:: EXERCISE OBJECTIVE ::
Copy the records that follow exactly as written, but not their pictures.
* * * *
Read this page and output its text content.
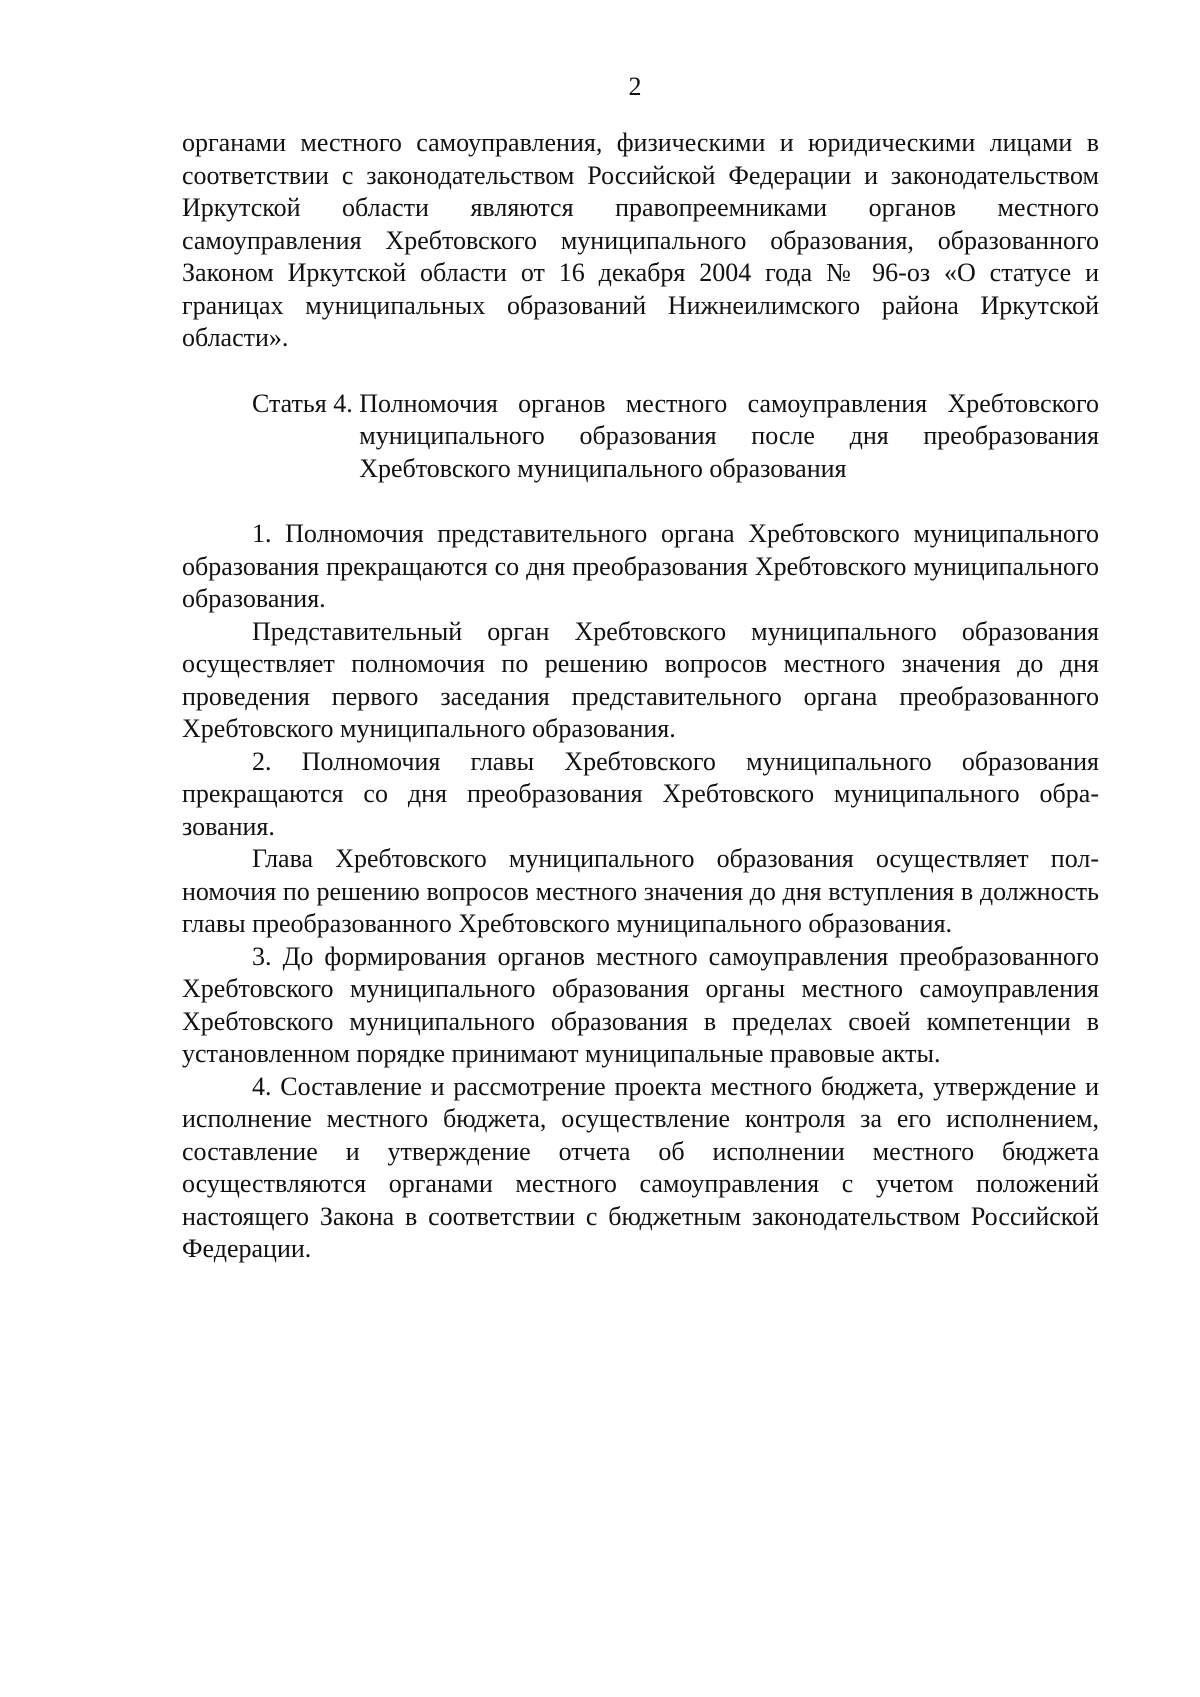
2

органами местного самоуправления, физическими и юридическими лицами в соответствии с законодательством Российской Федерации и законодательством Иркутской области являются правопреемниками органов местного самоуправления Хребтовского муниципального образования, образованного Законом Иркутской области от 16 декабря 2004 года № 96-оз «О статусе и границах муниципальных образований Нижнеилимского района Иркутской области».

Статья 4.
Полномочия органов местного самоуправления Хребтовского муниципального образования после дня преобразования Хребтовского муниципального образования

1. Полномочия представительного органа Хребтовского муниципального образования прекращаются со дня преобразования Хребтовского муниципального образования.

Представительный орган Хребтовского муниципального образования осуществляет полномочия по решению вопросов местного значения до дня проведения первого заседания представительного органа преобразованного Хребтовского муниципального образования.

2. Полномочия главы Хребтовского муниципального образования прекращаются со дня преобразования Хребтовского муниципального образования.

Глава Хребтовского муниципального образования осуществляет полномочия по решению вопросов местного значения до дня вступления в должность главы преобразованного Хребтовского муниципального образования.

3. До формирования органов местного самоуправления преобразованного Хребтовского муниципального образования органы местного самоуправления Хребтовского муниципального образования в пределах своей компетенции в установленном порядке принимают муниципальные правовые акты.

4. Составление и рассмотрение проекта местного бюджета, утверждение и исполнение местного бюджета, осуществление контроля за его исполнением, составление и утверждение отчета об исполнении местного бюджета осуществляются органами местного самоуправления с учетом положений настоящего Закона в соответствии с бюджетным законодательством Российской Федерации.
* * * *
:: SOLUTION TO THIS PROBLEM ::
Read this page and output its text content.
2

органами местного самоуправления, физическими и юридическими лицами в соответствии с законодательством Российской Федерации и законодательством Иркутской области являются правопреемниками органов местного самоуправления Хребтовского муниципального образования, образованного Законом Иркутской области от 16 декабря 2004 года № 96-оз «О статусе и границах муниципальных образований Нижнеилимского района Иркутской области».

Статья 4.
Полномочия органов местного самоуправления Хребтовского муниципального образования после дня преобразования Хребтовского муниципального образования

1. Полномочия представительного органа Хребтовского муниципального образования прекращаются со дня преобразования Хребтовского муниципального образования.

Представительный орган Хребтовского муниципального образования осуществляет полномочия по решению вопросов местного значения до дня проведения первого заседания представительного органа преобразованного Хребтовского муниципального образования.

2. Полномочия главы Хребтовского муниципального образования прекращаются со дня преобразования Хребтовского муниципального образования.

Глава Хребтовского муниципального образования осуществляет полномочия по решению вопросов местного значения до дня вступления в должность главы преобразованного Хребтовского муниципального образования.

3. До формирования органов местного самоуправления преобразованного Хребтовского муниципального образования органы местного самоуправления Хребтовского муниципального образования в пределах своей компетенции в установленном порядке принимают муниципальные правовые акты.

4. Составление и рассмотрение проекта местного бюджета, утверждение и исполнение местного бюджета, осуществление контроля за его исполнением, составление и утверждение отчета об исполнении местного бюджета осуществляются органами местного самоуправления с учетом положений настоящего Закона в соответствии с бюджетным законодательством Российской Федерации.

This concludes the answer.